- [Objective] Reproduce the passage on self-tracking fitness devices word for word, from start to finish.

- [Text block]
>> Start

You can buy an inexpensive pedometer to gauge your steps, but a slew of new self-tracking devices are available that do so much more, calculating things such as how many calories you’ve burned or how well you’re sleeping at night. Here’s what the best of the next-gen devices have the offer.

The Basis B1 Band: Best for people who wear watches



Given the ubiquity of the smartphone, many people no longer wear a watch. If you do, however, the Basis B1 Band is a great choice. Not only does the display default to show you the time in large, easy-to-read numbers, it’s a sleek, modern-looking device that actually looks like a watch, unlike some of the others I tested.

You can see some of these metrics by tapping small metal buttons on the watch face, and a bar under the time shows your progress toward meeting your activity goal. But for more detailed charts that reflect how your activity and sleep stack up over time, you can visit a Web dashboard after you connect your Basis via USB to your computer and upload your data. You can also sync your device with an Android or iOS app that will pull data from it up to the Web as well as let you see detailed metrics on your phone.

>> End

- [Material shown]
>> Start

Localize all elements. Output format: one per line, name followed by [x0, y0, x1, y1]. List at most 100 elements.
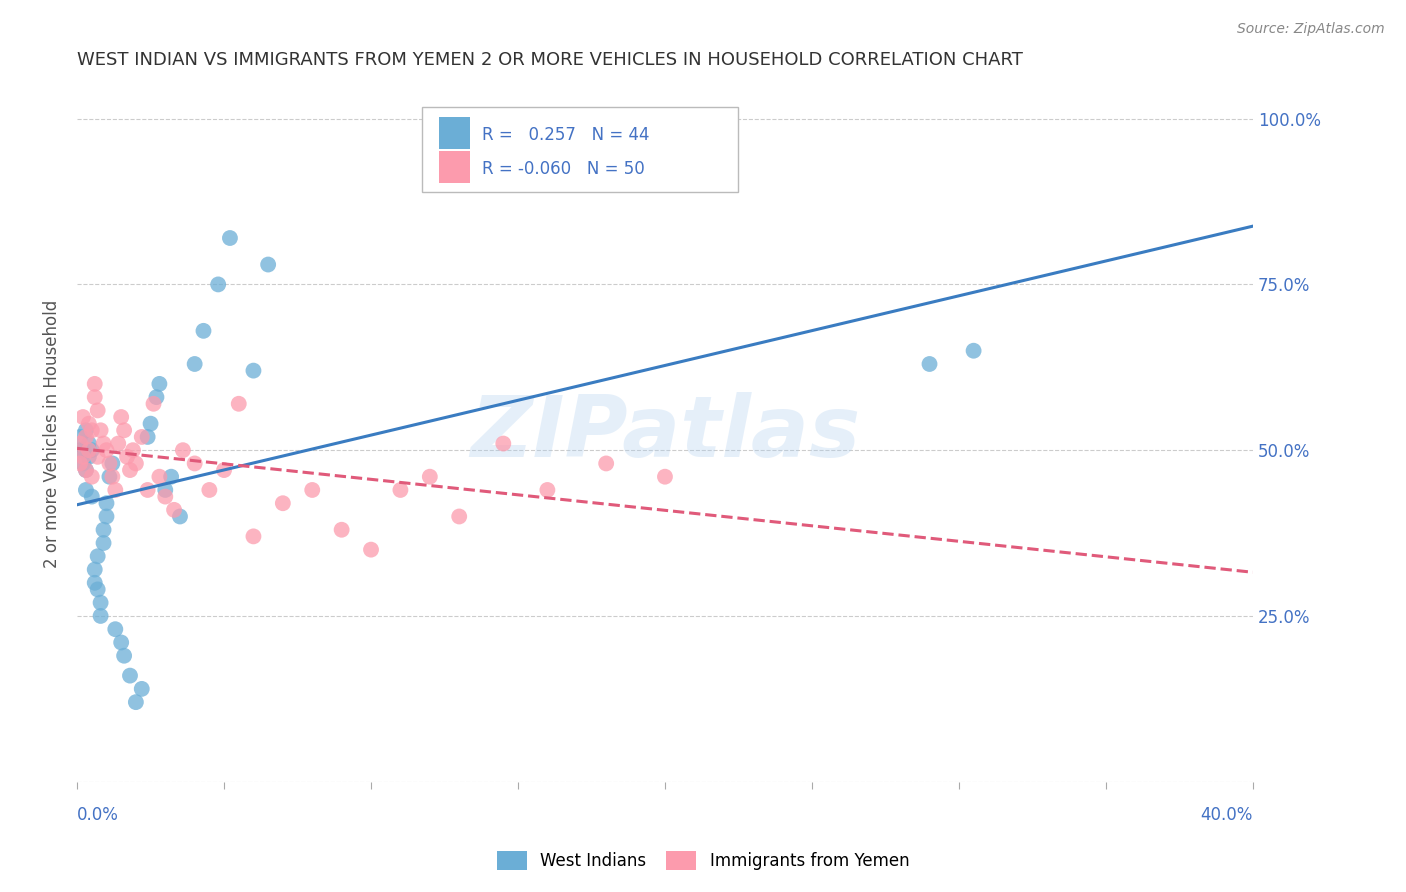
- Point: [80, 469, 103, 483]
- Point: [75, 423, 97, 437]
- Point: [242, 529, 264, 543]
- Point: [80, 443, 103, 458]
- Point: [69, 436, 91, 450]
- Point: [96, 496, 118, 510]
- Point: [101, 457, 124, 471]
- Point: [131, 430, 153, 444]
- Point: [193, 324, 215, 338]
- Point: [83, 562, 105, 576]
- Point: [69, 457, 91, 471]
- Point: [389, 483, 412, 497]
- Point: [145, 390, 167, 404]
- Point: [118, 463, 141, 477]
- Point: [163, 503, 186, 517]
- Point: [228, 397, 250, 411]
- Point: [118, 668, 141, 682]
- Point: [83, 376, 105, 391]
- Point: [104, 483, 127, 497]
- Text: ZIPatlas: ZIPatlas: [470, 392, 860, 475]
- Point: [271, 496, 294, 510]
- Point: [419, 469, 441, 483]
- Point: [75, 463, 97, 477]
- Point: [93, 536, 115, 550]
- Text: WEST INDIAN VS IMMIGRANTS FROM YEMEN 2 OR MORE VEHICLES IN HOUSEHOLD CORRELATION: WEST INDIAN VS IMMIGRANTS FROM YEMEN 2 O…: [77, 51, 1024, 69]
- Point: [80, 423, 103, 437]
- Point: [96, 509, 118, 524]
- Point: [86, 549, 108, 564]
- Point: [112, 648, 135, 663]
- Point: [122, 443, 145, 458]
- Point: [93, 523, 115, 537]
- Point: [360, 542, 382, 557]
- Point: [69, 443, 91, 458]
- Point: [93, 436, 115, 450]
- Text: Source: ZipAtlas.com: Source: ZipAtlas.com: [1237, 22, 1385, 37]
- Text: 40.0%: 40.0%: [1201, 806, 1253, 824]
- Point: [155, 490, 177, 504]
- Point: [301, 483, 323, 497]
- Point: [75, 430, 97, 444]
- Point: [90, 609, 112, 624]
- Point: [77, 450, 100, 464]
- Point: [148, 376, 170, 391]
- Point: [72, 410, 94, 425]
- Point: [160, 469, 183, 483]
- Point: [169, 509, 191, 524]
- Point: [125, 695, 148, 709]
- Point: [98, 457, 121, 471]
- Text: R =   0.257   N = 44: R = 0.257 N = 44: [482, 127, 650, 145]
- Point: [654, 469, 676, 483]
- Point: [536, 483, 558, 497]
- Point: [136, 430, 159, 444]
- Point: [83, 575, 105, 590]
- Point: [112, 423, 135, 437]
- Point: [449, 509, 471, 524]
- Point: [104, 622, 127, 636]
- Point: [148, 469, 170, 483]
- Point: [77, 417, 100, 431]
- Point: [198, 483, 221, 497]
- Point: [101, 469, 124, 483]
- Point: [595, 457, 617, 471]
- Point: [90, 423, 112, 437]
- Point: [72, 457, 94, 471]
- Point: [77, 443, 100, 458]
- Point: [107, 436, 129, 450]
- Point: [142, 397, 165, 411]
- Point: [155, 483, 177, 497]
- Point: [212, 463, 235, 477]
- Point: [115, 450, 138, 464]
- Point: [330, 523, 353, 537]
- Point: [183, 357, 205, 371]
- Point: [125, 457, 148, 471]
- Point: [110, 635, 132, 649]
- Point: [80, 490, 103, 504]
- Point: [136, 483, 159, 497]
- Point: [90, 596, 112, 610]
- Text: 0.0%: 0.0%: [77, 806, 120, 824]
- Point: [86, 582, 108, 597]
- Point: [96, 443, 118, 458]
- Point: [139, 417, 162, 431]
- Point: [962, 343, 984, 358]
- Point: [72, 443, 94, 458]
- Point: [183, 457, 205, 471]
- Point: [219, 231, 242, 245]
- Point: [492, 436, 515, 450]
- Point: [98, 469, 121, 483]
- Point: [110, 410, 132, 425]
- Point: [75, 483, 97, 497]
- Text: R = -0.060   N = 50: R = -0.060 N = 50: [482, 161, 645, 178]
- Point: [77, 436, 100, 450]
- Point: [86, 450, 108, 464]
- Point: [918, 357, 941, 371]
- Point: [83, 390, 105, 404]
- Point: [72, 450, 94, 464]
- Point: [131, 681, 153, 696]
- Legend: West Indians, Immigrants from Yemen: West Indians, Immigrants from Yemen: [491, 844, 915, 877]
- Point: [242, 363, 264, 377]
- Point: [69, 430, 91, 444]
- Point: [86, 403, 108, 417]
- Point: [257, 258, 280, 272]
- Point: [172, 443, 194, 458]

>> End
>> Start

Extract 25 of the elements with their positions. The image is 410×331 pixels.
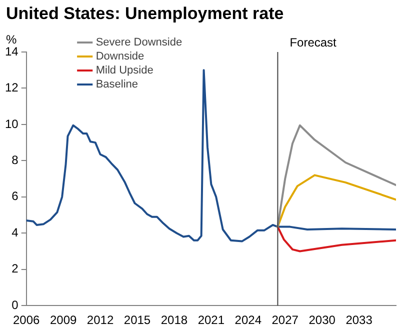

>> End

- [Full solution]
You can buy an inexpensive pedometer to gauge your steps, but a slew of new self-tracking devices are available that do so much more, calculating things such as how many calories you’ve burned or how well you’re sleeping at night. Here’s what the best of the next-gen devices have the offer.

The Basis B1 Band: Best for people who wear watches



Given the ubiquity of the smartphone, many people no longer wear a watch. If you do, however, the Basis B1 Band is a great choice. Not only does the display default to show you the time in large, easy-to-read numbers, it’s a sleek, modern-looking device that actually looks like a watch, unlike some of the others I tested.

You can see some of these metrics by tapping small metal buttons on the watch face, and a bar under the time shows your progress toward meeting your activity goal. But for more detailed charts that reflect how your activity and sleep stack up over time, you can visit a Web dashboard after you connect your Basis via USB to your computer and upload your data. You can also sync your device with an Android or iOS app that will pull data from it up to the Web as well as let you see detailed metrics on your phone.